Data excerpts
━━━━━━━━━━━━━━━━━━━━━━━━━━━━━━

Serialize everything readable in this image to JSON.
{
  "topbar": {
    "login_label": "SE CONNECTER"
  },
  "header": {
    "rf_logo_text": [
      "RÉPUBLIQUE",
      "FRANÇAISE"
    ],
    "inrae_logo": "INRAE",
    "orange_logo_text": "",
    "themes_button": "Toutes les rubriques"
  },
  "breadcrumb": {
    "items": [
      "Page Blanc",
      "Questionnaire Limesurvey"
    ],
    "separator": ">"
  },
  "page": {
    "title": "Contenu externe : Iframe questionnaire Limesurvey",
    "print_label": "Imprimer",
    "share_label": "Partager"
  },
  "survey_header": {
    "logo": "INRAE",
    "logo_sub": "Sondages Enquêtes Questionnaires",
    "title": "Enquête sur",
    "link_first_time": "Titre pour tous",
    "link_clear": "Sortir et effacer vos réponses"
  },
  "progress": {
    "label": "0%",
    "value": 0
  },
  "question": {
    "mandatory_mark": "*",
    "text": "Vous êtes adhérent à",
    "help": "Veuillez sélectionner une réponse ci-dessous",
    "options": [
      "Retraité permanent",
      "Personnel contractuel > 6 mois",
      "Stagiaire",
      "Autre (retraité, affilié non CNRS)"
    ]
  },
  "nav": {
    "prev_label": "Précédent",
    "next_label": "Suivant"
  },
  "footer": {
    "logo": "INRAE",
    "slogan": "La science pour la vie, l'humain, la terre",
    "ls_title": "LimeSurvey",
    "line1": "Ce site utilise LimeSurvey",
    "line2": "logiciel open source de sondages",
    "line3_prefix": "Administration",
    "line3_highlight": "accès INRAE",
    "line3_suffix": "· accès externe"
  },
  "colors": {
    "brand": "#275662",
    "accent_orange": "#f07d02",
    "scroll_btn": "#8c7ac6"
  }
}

━━━━━━━━━━━━━━━━━━━━━━━━━━━━━━

### Exercise goal
Reproduce each line of the material above precisely.

### Result of this exercise
Serialize everything readable in this image to JSON.
{
  "topbar": {
    "login_label": "SE CONNECTER"
  },
  "header": {
    "rf_logo_text": [
      "RÉPUBLIQUE",
      "FRANÇAISE"
    ],
    "inrae_logo": "INRAE",
    "orange_logo_text": "",
    "themes_button": "Toutes les rubriques"
  },
  "breadcrumb": {
    "items": [
      "Page Blanc",
      "Questionnaire Limesurvey"
    ],
    "separator": ">"
  },
  "page": {
    "title": "Contenu externe : Iframe questionnaire Limesurvey",
    "print_label": "Imprimer",
    "share_label": "Partager"
  },
  "survey_header": {
    "logo": "INRAE",
    "logo_sub": "Sondages Enquêtes Questionnaires",
    "title": "Enquête sur",
    "link_first_time": "Titre pour tous",
    "link_clear": "Sortir et effacer vos réponses"
  },
  "progress": {
    "label": "0%",
    "value": 0
  },
  "question": {
    "mandatory_mark": "*",
    "text": "Vous êtes adhérent à",
    "help": "Veuillez sélectionner une réponse ci-dessous",
    "options": [
      "Retraité permanent",
      "Personnel contractuel > 6 mois",
      "Stagiaire",
      "Autre (retraité, affilié non CNRS)"
    ]
  },
  "nav": {
    "prev_label": "Précédent",
    "next_label": "Suivant"
  },
  "footer": {
    "logo": "INRAE",
    "slogan": "La science pour la vie, l'humain, la terre",
    "ls_title": "LimeSurvey",
    "line1": "Ce site utilise LimeSurvey",
    "line2": "logiciel open source de sondages",
    "line3_prefix": "Administration",
    "line3_highlight": "accès INRAE",
    "line3_suffix": "· accès externe"
  },
  "colors": {
    "brand": "#275662",
    "accent_orange": "#f07d02",
    "scroll_btn": "#8c7ac6"
  }
}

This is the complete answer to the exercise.